● **TASK TO CARRY OUT**
Copy everything in the listing below word for word, apart from any images.

● **SUPPLIED RECORDS**
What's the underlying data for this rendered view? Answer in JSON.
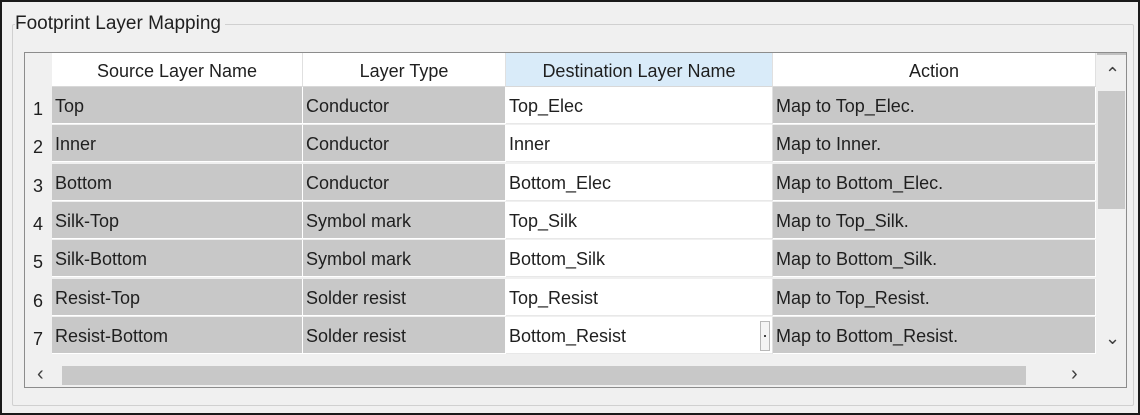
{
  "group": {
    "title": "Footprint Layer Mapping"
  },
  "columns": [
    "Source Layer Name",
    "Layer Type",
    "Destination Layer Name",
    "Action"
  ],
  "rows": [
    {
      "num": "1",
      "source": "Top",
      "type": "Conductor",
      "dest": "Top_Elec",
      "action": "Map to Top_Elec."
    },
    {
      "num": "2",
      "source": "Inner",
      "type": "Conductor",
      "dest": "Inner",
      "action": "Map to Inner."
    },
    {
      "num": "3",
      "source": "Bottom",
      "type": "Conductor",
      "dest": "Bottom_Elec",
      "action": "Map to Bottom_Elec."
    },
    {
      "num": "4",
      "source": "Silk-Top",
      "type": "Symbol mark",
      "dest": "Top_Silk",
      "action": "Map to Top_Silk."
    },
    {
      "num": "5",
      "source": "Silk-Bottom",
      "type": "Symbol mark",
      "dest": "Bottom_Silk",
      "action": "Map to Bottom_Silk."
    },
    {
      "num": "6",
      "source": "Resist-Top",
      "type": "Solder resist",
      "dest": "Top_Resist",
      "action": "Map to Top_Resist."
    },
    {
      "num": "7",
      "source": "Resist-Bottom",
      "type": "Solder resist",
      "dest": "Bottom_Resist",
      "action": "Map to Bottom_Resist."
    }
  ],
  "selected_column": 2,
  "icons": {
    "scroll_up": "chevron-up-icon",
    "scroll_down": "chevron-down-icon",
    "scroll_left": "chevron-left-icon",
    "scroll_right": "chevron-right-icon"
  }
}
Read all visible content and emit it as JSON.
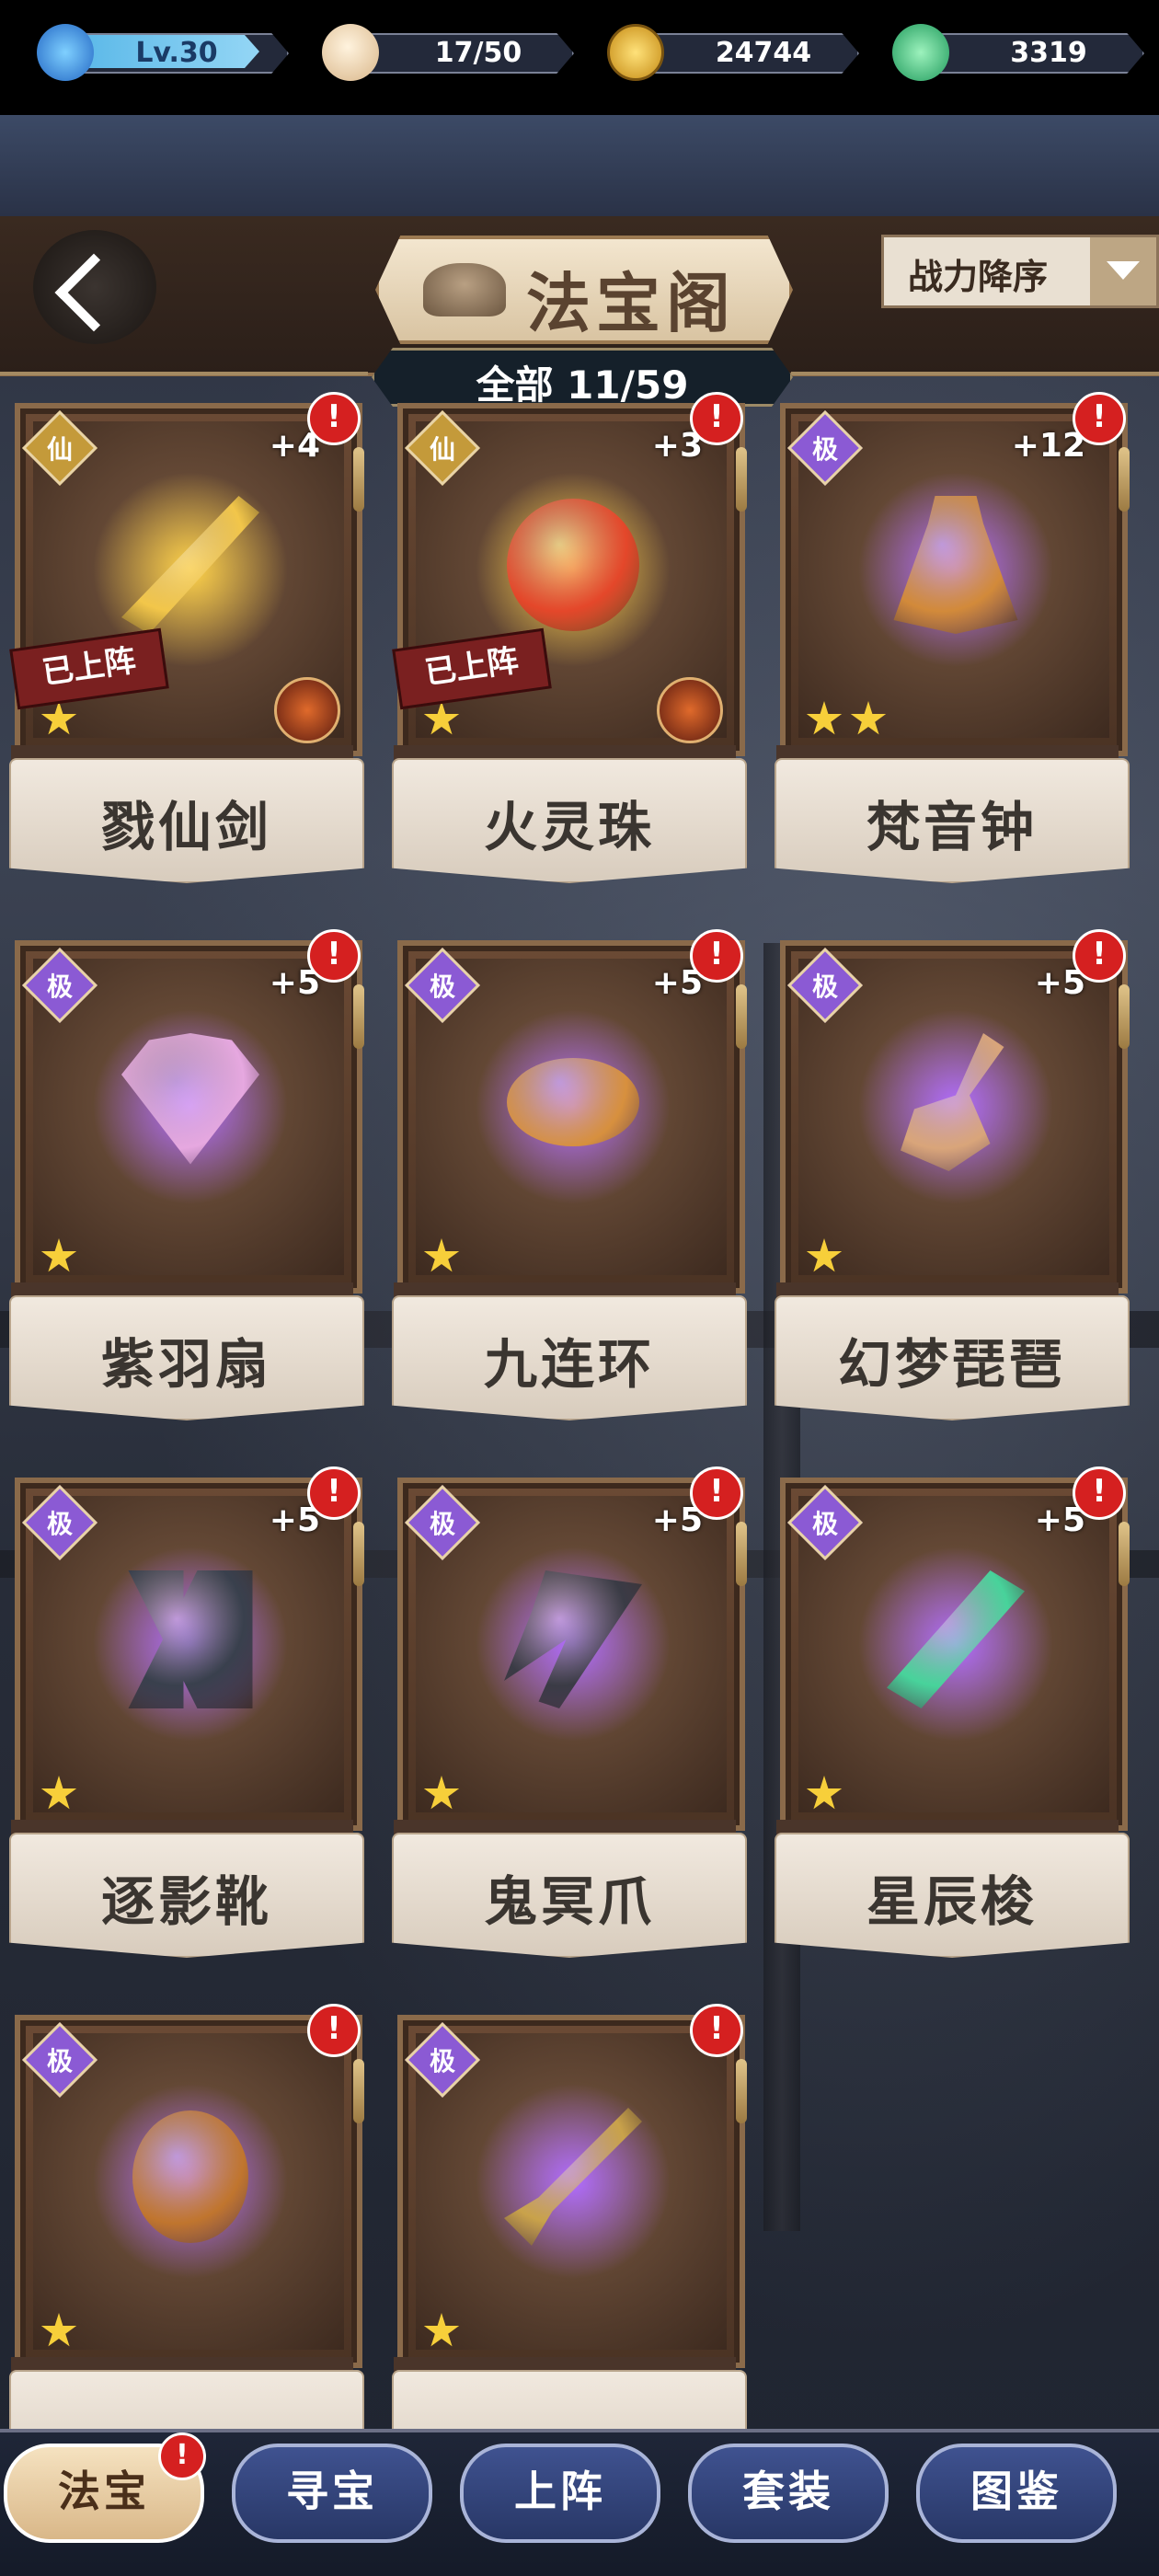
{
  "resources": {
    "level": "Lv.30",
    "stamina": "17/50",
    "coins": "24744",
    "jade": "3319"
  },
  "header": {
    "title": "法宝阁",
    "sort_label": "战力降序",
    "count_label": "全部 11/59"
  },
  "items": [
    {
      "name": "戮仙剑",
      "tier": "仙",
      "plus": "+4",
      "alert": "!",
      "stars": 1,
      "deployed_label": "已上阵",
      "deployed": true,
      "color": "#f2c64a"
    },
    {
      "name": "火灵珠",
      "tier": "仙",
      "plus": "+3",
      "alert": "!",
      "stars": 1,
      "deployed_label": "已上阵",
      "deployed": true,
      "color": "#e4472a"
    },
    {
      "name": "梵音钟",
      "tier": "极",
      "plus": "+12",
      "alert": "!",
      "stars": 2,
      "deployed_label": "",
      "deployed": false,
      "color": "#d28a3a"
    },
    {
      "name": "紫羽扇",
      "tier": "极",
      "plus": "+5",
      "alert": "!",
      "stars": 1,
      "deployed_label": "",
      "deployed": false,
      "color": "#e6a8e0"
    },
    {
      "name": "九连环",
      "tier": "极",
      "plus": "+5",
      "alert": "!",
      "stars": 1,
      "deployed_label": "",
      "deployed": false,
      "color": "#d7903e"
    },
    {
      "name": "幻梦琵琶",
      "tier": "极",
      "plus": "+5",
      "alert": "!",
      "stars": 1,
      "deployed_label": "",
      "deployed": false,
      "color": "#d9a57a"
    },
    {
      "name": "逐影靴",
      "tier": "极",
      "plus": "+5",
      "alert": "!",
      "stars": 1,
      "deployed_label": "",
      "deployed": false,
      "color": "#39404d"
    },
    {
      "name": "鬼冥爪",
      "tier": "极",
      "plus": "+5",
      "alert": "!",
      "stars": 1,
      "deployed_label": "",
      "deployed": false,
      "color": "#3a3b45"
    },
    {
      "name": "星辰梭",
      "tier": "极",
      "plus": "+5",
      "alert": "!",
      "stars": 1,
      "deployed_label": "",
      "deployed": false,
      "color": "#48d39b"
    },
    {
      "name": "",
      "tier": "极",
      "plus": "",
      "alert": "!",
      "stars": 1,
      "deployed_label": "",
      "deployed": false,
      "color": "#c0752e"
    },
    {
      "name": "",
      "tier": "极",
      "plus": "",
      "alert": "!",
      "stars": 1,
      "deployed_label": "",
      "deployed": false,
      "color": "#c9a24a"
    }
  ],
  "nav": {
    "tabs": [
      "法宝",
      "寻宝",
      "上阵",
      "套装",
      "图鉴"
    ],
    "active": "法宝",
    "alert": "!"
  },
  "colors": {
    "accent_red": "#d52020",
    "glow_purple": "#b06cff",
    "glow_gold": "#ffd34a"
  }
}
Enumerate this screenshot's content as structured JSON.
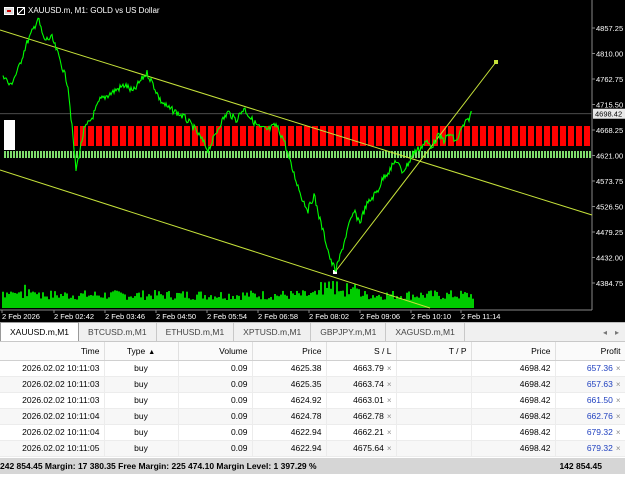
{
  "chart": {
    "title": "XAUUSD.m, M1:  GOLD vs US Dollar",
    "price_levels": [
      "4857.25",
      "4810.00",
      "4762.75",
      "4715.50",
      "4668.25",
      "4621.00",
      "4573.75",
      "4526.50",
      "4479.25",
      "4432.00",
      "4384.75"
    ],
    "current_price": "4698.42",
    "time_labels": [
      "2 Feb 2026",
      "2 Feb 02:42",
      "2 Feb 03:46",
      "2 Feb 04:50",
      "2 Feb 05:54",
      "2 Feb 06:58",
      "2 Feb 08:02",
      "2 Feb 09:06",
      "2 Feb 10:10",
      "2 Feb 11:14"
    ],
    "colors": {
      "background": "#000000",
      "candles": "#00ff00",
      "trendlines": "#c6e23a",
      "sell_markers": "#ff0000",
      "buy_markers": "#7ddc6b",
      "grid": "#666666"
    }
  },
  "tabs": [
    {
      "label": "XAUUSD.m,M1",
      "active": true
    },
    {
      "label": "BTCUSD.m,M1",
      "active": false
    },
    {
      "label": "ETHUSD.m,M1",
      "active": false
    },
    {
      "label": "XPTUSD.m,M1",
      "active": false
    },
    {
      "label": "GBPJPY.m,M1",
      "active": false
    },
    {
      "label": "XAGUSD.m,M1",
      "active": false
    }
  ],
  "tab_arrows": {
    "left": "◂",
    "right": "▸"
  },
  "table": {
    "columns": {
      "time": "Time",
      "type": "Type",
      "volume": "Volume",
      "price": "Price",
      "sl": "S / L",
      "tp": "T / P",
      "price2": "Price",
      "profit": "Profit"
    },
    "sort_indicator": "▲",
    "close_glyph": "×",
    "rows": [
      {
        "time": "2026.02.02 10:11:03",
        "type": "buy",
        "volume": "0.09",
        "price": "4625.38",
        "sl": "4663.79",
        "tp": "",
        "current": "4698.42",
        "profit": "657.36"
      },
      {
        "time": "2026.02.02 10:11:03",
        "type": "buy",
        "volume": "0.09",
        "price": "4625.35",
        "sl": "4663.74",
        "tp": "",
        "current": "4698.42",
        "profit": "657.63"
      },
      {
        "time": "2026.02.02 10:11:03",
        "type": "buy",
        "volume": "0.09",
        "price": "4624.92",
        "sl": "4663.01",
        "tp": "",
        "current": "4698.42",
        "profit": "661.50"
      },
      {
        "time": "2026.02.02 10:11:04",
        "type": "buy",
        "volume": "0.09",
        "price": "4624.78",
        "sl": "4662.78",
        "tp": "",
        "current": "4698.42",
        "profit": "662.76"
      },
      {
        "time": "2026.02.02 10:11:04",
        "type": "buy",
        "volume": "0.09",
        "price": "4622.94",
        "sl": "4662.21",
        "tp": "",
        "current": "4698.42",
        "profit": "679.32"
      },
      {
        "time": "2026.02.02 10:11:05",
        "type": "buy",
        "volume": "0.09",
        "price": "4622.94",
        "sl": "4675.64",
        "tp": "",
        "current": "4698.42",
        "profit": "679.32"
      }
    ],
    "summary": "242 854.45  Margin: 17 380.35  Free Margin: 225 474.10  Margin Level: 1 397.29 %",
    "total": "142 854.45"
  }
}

● **WORKED ANSWER**
What's the underlying data for this rendered view? Answer in JSON.
{
  "group": {
    "title": "Footprint Layer Mapping"
  },
  "columns": [
    "Source Layer Name",
    "Layer Type",
    "Destination Layer Name",
    "Action"
  ],
  "rows": [
    {
      "num": "1",
      "source": "Top",
      "type": "Conductor",
      "dest": "Top_Elec",
      "action": "Map to Top_Elec."
    },
    {
      "num": "2",
      "source": "Inner",
      "type": "Conductor",
      "dest": "Inner",
      "action": "Map to Inner."
    },
    {
      "num": "3",
      "source": "Bottom",
      "type": "Conductor",
      "dest": "Bottom_Elec",
      "action": "Map to Bottom_Elec."
    },
    {
      "num": "4",
      "source": "Silk-Top",
      "type": "Symbol mark",
      "dest": "Top_Silk",
      "action": "Map to Top_Silk."
    },
    {
      "num": "5",
      "source": "Silk-Bottom",
      "type": "Symbol mark",
      "dest": "Bottom_Silk",
      "action": "Map to Bottom_Silk."
    },
    {
      "num": "6",
      "source": "Resist-Top",
      "type": "Solder resist",
      "dest": "Top_Resist",
      "action": "Map to Top_Resist."
    },
    {
      "num": "7",
      "source": "Resist-Bottom",
      "type": "Solder resist",
      "dest": "Bottom_Resist",
      "action": "Map to Bottom_Resist."
    }
  ],
  "selected_column": 2,
  "icons": {
    "scroll_up": "chevron-up-icon",
    "scroll_down": "chevron-down-icon",
    "scroll_left": "chevron-left-icon",
    "scroll_right": "chevron-right-icon"
  }
}
Read all visible content and emit it as JSON.
{
  "resources": {
    "level": "Lv.30",
    "stamina": "17/50",
    "coins": "24744",
    "jade": "3319"
  },
  "header": {
    "title": "法宝阁",
    "sort_label": "战力降序",
    "count_label": "全部 11/59"
  },
  "items": [
    {
      "name": "戮仙剑",
      "tier": "仙",
      "plus": "+4",
      "alert": "!",
      "stars": 1,
      "deployed_label": "已上阵",
      "deployed": true,
      "color": "#f2c64a"
    },
    {
      "name": "火灵珠",
      "tier": "仙",
      "plus": "+3",
      "alert": "!",
      "stars": 1,
      "deployed_label": "已上阵",
      "deployed": true,
      "color": "#e4472a"
    },
    {
      "name": "梵音钟",
      "tier": "极",
      "plus": "+12",
      "alert": "!",
      "stars": 2,
      "deployed_label": "",
      "deployed": false,
      "color": "#d28a3a"
    },
    {
      "name": "紫羽扇",
      "tier": "极",
      "plus": "+5",
      "alert": "!",
      "stars": 1,
      "deployed_label": "",
      "deployed": false,
      "color": "#e6a8e0"
    },
    {
      "name": "九连环",
      "tier": "极",
      "plus": "+5",
      "alert": "!",
      "stars": 1,
      "deployed_label": "",
      "deployed": false,
      "color": "#d7903e"
    },
    {
      "name": "幻梦琵琶",
      "tier": "极",
      "plus": "+5",
      "alert": "!",
      "stars": 1,
      "deployed_label": "",
      "deployed": false,
      "color": "#d9a57a"
    },
    {
      "name": "逐影靴",
      "tier": "极",
      "plus": "+5",
      "alert": "!",
      "stars": 1,
      "deployed_label": "",
      "deployed": false,
      "color": "#39404d"
    },
    {
      "name": "鬼冥爪",
      "tier": "极",
      "plus": "+5",
      "alert": "!",
      "stars": 1,
      "deployed_label": "",
      "deployed": false,
      "color": "#3a3b45"
    },
    {
      "name": "星辰梭",
      "tier": "极",
      "plus": "+5",
      "alert": "!",
      "stars": 1,
      "deployed_label": "",
      "deployed": false,
      "color": "#48d39b"
    },
    {
      "name": "",
      "tier": "极",
      "plus": "",
      "alert": "!",
      "stars": 1,
      "deployed_label": "",
      "deployed": false,
      "color": "#c0752e"
    },
    {
      "name": "",
      "tier": "极",
      "plus": "",
      "alert": "!",
      "stars": 1,
      "deployed_label": "",
      "deployed": false,
      "color": "#c9a24a"
    }
  ],
  "nav": {
    "tabs": [
      "法宝",
      "寻宝",
      "上阵",
      "套装",
      "图鉴"
    ],
    "active": "法宝",
    "alert": "!"
  },
  "colors": {
    "accent_red": "#d52020",
    "glow_purple": "#b06cff",
    "glow_gold": "#ffd34a"
  }
}
Enumerate this screenshot's content as structured JSON.
{
  "chart": {
    "title": "XAUUSD.m, M1:  GOLD vs US Dollar",
    "price_levels": [
      "4857.25",
      "4810.00",
      "4762.75",
      "4715.50",
      "4668.25",
      "4621.00",
      "4573.75",
      "4526.50",
      "4479.25",
      "4432.00",
      "4384.75"
    ],
    "current_price": "4698.42",
    "time_labels": [
      "2 Feb 2026",
      "2 Feb 02:42",
      "2 Feb 03:46",
      "2 Feb 04:50",
      "2 Feb 05:54",
      "2 Feb 06:58",
      "2 Feb 08:02",
      "2 Feb 09:06",
      "2 Feb 10:10",
      "2 Feb 11:14"
    ],
    "colors": {
      "background": "#000000",
      "candles": "#00ff00",
      "trendlines": "#c6e23a",
      "sell_markers": "#ff0000",
      "buy_markers": "#7ddc6b",
      "grid": "#666666"
    }
  },
  "tabs": [
    {
      "label": "XAUUSD.m,M1",
      "active": true
    },
    {
      "label": "BTCUSD.m,M1",
      "active": false
    },
    {
      "label": "ETHUSD.m,M1",
      "active": false
    },
    {
      "label": "XPTUSD.m,M1",
      "active": false
    },
    {
      "label": "GBPJPY.m,M1",
      "active": false
    },
    {
      "label": "XAGUSD.m,M1",
      "active": false
    }
  ],
  "tab_arrows": {
    "left": "◂",
    "right": "▸"
  },
  "table": {
    "columns": {
      "time": "Time",
      "type": "Type",
      "volume": "Volume",
      "price": "Price",
      "sl": "S / L",
      "tp": "T / P",
      "price2": "Price",
      "profit": "Profit"
    },
    "sort_indicator": "▲",
    "close_glyph": "×",
    "rows": [
      {
        "time": "2026.02.02 10:11:03",
        "type": "buy",
        "volume": "0.09",
        "price": "4625.38",
        "sl": "4663.79",
        "tp": "",
        "current": "4698.42",
        "profit": "657.36"
      },
      {
        "time": "2026.02.02 10:11:03",
        "type": "buy",
        "volume": "0.09",
        "price": "4625.35",
        "sl": "4663.74",
        "tp": "",
        "current": "4698.42",
        "profit": "657.63"
      },
      {
        "time": "2026.02.02 10:11:03",
        "type": "buy",
        "volume": "0.09",
        "price": "4624.92",
        "sl": "4663.01",
        "tp": "",
        "current": "4698.42",
        "profit": "661.50"
      },
      {
        "time": "2026.02.02 10:11:04",
        "type": "buy",
        "volume": "0.09",
        "price": "4624.78",
        "sl": "4662.78",
        "tp": "",
        "current": "4698.42",
        "profit": "662.76"
      },
      {
        "time": "2026.02.02 10:11:04",
        "type": "buy",
        "volume": "0.09",
        "price": "4622.94",
        "sl": "4662.21",
        "tp": "",
        "current": "4698.42",
        "profit": "679.32"
      },
      {
        "time": "2026.02.02 10:11:05",
        "type": "buy",
        "volume": "0.09",
        "price": "4622.94",
        "sl": "4675.64",
        "tp": "",
        "current": "4698.42",
        "profit": "679.32"
      }
    ],
    "summary": "242 854.45  Margin: 17 380.35  Free Margin: 225 474.10  Margin Level: 1 397.29 %",
    "total": "142 854.45"
  }
}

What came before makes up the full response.